begin Records to process

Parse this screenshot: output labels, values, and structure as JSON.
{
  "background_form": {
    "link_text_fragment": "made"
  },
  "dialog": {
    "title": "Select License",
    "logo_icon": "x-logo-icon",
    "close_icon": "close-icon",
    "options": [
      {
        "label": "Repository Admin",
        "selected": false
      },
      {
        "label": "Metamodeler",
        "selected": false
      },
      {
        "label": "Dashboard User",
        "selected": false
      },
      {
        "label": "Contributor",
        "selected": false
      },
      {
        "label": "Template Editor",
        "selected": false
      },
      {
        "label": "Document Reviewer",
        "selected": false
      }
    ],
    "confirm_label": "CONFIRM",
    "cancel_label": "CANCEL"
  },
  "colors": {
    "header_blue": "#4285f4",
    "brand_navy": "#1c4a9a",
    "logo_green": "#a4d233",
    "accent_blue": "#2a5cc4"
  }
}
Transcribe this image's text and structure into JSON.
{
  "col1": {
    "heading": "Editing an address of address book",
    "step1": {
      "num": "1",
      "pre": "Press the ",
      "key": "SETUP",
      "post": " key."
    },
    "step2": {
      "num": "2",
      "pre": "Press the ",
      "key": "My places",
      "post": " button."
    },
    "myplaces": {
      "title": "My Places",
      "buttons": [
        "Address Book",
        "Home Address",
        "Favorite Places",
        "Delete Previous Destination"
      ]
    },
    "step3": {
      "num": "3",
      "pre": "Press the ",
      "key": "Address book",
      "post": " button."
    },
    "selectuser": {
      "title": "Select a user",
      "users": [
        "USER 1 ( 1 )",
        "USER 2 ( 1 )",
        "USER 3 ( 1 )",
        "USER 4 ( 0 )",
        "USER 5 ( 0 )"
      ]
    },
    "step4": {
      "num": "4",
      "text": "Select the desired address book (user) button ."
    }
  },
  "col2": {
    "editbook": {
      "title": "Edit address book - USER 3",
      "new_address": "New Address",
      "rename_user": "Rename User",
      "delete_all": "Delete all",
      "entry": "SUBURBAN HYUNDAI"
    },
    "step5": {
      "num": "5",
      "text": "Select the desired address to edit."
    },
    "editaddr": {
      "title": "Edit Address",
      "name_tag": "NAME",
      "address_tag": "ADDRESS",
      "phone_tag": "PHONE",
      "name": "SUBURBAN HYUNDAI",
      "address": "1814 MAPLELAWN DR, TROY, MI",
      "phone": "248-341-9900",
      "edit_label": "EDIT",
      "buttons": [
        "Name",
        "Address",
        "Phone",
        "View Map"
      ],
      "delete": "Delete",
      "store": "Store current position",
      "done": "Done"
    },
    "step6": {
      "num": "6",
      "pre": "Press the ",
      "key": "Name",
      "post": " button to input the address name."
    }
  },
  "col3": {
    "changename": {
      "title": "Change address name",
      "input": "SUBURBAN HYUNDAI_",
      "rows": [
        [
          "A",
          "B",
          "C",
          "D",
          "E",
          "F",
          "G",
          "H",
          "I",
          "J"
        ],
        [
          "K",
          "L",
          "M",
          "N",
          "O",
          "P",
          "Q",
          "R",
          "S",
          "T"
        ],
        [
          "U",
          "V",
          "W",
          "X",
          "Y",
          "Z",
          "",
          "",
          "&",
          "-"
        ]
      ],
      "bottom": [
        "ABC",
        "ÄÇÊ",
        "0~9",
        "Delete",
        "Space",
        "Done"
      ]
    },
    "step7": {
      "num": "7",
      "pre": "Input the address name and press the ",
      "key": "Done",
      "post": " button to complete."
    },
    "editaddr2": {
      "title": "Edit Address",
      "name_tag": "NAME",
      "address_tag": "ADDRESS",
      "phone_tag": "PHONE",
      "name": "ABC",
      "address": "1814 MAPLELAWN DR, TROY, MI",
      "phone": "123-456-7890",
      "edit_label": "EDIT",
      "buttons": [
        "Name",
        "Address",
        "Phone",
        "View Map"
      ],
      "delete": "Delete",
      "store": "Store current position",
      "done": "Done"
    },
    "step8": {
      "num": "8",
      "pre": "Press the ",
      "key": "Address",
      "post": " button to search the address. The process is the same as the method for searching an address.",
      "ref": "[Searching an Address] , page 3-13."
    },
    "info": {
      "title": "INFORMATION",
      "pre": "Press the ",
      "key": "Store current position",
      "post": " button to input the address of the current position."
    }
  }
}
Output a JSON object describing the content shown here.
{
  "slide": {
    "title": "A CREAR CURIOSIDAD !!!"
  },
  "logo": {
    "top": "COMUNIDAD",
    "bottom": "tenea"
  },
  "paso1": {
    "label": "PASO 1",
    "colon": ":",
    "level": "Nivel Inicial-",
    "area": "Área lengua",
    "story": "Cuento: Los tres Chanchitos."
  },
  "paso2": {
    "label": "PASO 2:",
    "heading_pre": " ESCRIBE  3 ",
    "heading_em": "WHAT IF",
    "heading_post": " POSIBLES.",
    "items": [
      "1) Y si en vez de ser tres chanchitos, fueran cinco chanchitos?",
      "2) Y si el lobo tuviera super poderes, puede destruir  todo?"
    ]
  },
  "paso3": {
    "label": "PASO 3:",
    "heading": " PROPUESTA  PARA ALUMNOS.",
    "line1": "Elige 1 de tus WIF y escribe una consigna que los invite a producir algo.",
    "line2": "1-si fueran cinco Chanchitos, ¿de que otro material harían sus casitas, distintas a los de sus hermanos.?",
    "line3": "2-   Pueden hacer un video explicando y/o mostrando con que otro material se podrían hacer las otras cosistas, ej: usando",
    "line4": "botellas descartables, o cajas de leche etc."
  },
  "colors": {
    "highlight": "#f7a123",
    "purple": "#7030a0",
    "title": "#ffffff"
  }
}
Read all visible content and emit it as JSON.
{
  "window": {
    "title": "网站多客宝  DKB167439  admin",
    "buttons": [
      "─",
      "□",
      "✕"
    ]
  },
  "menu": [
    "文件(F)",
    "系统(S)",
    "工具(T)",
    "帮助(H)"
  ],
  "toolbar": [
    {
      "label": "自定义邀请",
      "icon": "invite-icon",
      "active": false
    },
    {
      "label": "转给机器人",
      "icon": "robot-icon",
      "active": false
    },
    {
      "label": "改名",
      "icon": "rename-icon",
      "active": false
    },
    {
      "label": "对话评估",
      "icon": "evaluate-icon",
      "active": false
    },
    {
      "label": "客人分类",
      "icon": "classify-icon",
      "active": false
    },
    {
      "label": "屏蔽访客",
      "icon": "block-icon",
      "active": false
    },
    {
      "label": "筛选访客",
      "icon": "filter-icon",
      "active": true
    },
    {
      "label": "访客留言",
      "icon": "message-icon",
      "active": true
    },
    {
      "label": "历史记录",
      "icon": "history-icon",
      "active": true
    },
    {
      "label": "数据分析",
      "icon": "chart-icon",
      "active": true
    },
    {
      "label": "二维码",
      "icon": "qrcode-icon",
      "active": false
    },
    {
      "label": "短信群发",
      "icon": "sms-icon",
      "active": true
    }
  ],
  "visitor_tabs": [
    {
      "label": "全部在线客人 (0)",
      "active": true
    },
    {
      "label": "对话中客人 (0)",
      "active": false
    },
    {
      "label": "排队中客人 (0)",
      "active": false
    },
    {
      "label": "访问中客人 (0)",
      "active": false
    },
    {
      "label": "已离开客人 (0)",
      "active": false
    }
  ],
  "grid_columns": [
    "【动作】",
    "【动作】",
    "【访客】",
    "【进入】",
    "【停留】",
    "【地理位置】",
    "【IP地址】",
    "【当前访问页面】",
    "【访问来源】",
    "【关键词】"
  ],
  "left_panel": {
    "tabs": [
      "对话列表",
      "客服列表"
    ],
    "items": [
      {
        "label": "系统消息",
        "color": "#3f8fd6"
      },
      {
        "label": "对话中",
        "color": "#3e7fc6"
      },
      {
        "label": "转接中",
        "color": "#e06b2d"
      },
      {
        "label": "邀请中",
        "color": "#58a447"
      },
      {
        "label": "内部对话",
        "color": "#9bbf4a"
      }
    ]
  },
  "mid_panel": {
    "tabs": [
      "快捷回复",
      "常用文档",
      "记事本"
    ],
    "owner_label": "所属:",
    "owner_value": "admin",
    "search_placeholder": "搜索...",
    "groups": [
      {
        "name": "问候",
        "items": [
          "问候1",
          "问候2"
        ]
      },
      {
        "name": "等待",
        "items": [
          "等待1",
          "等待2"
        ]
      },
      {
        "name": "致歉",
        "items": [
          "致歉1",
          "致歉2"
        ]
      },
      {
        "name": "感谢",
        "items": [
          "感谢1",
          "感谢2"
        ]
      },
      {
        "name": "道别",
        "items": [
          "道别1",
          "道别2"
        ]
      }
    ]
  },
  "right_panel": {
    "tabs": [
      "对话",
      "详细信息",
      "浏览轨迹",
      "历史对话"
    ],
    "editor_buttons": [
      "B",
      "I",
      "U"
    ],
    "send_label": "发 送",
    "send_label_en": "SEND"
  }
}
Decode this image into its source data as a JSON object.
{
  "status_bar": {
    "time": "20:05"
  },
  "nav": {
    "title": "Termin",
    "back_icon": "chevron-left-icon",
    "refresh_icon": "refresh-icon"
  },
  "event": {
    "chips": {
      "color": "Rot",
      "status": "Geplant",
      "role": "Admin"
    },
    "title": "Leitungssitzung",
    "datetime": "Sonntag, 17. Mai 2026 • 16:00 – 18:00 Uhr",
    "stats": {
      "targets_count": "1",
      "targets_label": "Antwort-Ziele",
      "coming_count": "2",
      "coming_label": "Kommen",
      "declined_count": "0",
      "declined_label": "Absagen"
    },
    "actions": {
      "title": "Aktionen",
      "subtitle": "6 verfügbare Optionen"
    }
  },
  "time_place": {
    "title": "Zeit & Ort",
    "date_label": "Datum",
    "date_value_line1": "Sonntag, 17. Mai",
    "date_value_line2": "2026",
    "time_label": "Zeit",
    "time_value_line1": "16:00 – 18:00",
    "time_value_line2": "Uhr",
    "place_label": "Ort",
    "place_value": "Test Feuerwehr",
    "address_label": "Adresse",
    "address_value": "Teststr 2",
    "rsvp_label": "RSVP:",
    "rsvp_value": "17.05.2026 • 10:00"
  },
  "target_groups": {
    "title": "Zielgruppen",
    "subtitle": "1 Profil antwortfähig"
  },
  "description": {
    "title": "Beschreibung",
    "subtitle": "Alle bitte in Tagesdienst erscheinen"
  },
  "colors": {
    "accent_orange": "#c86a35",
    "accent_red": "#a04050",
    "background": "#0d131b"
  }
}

end Records to process

Look above for lines with the word "otro" and copy them all.

Task solution >>
    "line2": "1-si fueran cinco Chanchitos, ¿de que otro material harían sus casitas, distintas a los de sus hermanos.?",
    "line3": "2-   Pueden hacer un video explicando y/o mostrando con que otro material se podrían hacer las otras cosistas, ej: usando",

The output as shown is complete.